= GIVEN PASSAGE =
::::

The session is organized into ten thematic hearings, of varying lengths (from 45 minutes to 1 hour and 45 minutes). At each hearing, at least one expert will present the facts under investigation and whenever necessary, witnesses to the facts will be heard by the Court (in total, approximately 30 people will be heard). At the end of each hearing, time will be set aside (from 10 to 30 minutes) for questions that the members of the Court might wish to pose to the experts and witnesses. As is the case for any court, the only individuals authorized to speak will be the members of the Court, the witnesses and the auditioned experts.
The session will be carried out as follows:
Friday, 5 th November 2004 (from 2 to 9 pm)
I/ General overview of the 1988-2004 period: human rights violations and the organization of the political system.
II/ The legal context: a freedomless legislative apparatus.
III/ The political context: the historic role of Islam in Algerian politics.
IV/ The economic context: corruption and international complicity as a background to massive human rights violations.
Saturday, 6 th November 2004 (from 9 to 18:30)
VI/ Enforced disappearances
VIII/ The responsibility of armed Islamic fundamentalist groups in violations of human rights ; the manipulation of Islamist violence
IX/ The organization of a system of repression: the structure of security forces and the role of militias
X/ The organization of impunity.
Monday, 8 th November 2004
11:00 - 13:00: press conference given by the President of the TPP for the presentation of the Court's sentence.
In order to document and complement the cases examined during the session, the Justice Commission for Algeria, at the request of TPP's secretariat, developed 19 detailed case files, written up by its members or specialists, precisely synthesizing all the currently available information. These case files - each including from 20 to 100 pages, a total of approximately 1,300 pages including thousands of notes and references - compose two large bodies of work:
- case files on human rights violations : 1. Torture, a systematized practice; 2. Massacres in Algeria, 1992-2004 ; 3. Enforced disappearances; 4. Arbitrary detentions; 5. Summary executions; 6. Centres of torture and execution; 7. Freedom of the press violations; 8. Freedom to unionize Violations; 9. Violations of the right of assembly; 10. Violations of human rights by Islamist armed groups;
- case files on context: 11. Islam and politics in Algeria before 1962: the role of Islam in the national movement; 12. Islam and politics in Algeria since 1962: the instrumentation of Islam by the government and the emergence of an Islamist opposition; 13. Organization of the political system; 14. Economics, predation and the police State; 15. Legal instruments of repression; 16. Organization of bodies of repression; 17. Organization of militias; 18. Organization of Impunity; 19. The Algerian Islamist movement: between autonomy and manipulation.
All of these case files were submitted months before the session to the members of the TPP (with some 40 reference documents - approximately 700 pages: official texts of the Algerian government, Algerian political texts, reports of human rights NGO's on Algeria, etc.). Brief (French) summaries of these cases files are presently available on the website <www.algerie-tpp.org>, which will publish them in extenso in addition to the Court's sentence, after the session.
(1) Created early 2003 to organize this initiative. Founding members are: Yahia Assam, Jean-Yves Barrère, Madjid Benchikh, Omar Benderra, Nasséra Dutour, Vincent Genestet, François Gèze, Ghazi Hidouci, Jeanne Kervyn, Salima Mellah.

::::

= SOURCE INFORMATION =

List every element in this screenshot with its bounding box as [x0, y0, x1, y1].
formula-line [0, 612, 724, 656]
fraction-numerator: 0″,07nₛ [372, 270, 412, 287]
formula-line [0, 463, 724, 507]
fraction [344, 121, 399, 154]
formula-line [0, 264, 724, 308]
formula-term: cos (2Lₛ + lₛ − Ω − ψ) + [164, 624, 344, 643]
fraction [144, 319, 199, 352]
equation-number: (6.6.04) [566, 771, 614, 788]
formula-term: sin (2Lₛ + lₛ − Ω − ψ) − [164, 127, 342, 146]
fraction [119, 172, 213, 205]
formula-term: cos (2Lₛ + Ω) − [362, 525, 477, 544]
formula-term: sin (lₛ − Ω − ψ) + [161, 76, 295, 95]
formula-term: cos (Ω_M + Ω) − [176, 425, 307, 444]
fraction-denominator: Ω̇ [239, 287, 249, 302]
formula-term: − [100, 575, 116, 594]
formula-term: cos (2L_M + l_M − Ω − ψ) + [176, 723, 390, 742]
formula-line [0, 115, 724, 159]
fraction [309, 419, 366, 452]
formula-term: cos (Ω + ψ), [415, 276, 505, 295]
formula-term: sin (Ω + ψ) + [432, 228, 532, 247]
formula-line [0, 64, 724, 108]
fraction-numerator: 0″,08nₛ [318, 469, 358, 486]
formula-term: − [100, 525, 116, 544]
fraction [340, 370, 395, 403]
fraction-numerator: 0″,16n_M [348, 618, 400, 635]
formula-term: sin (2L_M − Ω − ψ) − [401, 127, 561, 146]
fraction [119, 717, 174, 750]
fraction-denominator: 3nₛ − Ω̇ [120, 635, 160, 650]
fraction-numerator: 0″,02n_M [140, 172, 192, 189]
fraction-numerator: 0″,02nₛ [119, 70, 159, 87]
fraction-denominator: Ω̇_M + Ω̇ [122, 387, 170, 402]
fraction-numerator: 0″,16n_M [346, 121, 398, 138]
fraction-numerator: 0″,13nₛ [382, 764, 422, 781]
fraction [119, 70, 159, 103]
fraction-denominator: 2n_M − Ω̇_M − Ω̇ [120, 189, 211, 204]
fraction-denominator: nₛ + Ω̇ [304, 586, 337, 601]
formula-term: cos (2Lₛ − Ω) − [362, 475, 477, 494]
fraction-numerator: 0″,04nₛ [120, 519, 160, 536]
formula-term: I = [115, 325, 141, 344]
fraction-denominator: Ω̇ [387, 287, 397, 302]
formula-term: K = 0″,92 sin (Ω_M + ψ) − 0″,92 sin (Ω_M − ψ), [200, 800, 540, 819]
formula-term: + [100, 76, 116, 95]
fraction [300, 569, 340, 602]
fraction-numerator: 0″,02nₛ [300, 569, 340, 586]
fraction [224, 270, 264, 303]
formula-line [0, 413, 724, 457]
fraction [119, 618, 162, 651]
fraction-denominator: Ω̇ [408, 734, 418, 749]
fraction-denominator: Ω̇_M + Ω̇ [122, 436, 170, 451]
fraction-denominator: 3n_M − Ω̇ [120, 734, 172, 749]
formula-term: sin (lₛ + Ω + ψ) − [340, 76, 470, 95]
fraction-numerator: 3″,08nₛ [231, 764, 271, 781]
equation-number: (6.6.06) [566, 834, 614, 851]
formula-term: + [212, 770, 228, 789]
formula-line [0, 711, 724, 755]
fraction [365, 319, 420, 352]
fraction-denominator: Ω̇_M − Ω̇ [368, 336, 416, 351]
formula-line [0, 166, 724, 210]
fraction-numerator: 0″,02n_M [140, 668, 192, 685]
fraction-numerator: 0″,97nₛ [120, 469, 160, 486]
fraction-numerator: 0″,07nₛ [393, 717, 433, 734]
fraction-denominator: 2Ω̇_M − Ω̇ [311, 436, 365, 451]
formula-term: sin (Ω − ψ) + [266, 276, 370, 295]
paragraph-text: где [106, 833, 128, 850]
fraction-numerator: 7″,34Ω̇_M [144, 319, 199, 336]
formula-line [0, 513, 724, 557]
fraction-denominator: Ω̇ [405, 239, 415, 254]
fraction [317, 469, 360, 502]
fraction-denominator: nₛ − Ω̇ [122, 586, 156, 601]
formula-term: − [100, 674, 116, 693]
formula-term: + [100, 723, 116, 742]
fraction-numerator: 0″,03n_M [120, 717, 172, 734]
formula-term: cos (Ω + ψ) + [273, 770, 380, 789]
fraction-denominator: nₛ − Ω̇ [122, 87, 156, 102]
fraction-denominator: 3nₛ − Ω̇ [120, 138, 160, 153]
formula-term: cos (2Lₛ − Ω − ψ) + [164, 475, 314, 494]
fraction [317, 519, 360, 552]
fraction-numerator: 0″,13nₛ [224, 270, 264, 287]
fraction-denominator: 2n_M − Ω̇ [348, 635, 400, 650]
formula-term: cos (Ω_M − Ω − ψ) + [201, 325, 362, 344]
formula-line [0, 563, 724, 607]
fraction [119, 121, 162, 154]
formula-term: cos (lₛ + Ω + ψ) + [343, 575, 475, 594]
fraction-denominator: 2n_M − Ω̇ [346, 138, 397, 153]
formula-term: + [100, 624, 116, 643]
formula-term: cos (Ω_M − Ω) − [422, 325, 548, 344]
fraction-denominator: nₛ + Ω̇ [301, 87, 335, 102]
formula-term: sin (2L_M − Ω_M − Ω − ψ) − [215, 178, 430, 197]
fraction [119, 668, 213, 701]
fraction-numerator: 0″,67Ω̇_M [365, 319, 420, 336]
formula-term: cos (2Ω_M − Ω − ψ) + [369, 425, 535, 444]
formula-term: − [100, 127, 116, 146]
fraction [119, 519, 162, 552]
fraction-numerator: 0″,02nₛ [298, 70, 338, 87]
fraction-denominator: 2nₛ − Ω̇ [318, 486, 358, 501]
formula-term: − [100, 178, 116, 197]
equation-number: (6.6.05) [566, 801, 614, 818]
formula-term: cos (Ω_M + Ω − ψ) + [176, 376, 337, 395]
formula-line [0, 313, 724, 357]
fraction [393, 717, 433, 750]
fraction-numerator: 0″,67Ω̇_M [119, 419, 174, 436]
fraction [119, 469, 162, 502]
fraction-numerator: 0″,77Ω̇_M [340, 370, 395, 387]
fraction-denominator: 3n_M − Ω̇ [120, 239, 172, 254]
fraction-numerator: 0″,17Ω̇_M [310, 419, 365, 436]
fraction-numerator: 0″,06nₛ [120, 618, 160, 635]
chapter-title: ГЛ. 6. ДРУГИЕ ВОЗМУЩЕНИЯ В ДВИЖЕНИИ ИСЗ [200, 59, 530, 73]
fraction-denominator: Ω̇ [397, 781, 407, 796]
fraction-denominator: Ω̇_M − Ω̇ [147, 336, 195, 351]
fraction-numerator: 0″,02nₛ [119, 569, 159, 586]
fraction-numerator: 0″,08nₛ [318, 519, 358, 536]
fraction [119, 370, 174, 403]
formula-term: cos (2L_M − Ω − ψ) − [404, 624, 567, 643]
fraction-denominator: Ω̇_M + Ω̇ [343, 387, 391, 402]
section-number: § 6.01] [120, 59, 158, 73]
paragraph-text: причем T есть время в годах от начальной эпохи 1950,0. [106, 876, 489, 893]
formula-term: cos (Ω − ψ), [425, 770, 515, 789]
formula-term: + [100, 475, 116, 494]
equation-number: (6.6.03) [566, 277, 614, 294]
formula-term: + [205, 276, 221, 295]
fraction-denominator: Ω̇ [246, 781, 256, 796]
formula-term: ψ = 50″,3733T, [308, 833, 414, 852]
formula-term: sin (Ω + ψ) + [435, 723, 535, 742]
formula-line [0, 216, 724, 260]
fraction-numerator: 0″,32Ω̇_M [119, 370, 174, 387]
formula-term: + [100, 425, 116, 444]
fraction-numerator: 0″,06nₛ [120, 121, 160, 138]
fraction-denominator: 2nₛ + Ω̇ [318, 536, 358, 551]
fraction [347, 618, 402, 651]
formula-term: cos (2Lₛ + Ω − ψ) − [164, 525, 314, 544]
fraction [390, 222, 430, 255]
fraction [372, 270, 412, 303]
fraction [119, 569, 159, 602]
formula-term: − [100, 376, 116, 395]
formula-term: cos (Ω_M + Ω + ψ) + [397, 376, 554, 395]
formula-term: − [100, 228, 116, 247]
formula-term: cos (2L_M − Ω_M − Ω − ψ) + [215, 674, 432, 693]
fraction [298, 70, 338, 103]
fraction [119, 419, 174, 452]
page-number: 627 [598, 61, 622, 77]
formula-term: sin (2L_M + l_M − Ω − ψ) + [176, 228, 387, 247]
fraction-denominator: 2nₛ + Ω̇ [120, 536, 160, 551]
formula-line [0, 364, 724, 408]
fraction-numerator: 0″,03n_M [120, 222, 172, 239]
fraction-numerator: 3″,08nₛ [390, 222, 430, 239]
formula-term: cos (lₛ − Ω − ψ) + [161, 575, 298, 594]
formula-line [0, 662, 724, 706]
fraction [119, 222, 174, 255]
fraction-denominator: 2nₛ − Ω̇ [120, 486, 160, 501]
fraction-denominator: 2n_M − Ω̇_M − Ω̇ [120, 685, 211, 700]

::::

= WHAT YOU SHOULD DO =
Reproduce the stretch of the passage on the tribunal session from "The session is" through "(from 2 to 9 pm)". The records come from a separate source unrelated to the passage on the tribunal session.

= RESPONSE TO THIS EXERCISE =
The session is organized into ten thematic hearings, of varying lengths (from 45 minutes to 1 hour and 45 minutes). At each hearing, at least one expert will present the facts under investigation and whenever necessary, witnesses to the facts will be heard by the Court (in total, approximately 30 people will be heard). At the end of each hearing, time will be set aside (from 10 to 30 minutes) for questions that the members of the Court might wish to pose to the experts and witnesses. As is the case for any court, the only individuals authorized to speak will be the members of the Court, the witnesses and the auditioned experts.
The session will be carried out as follows:
Friday, 5 th November 2004 (from 2 to 9 pm)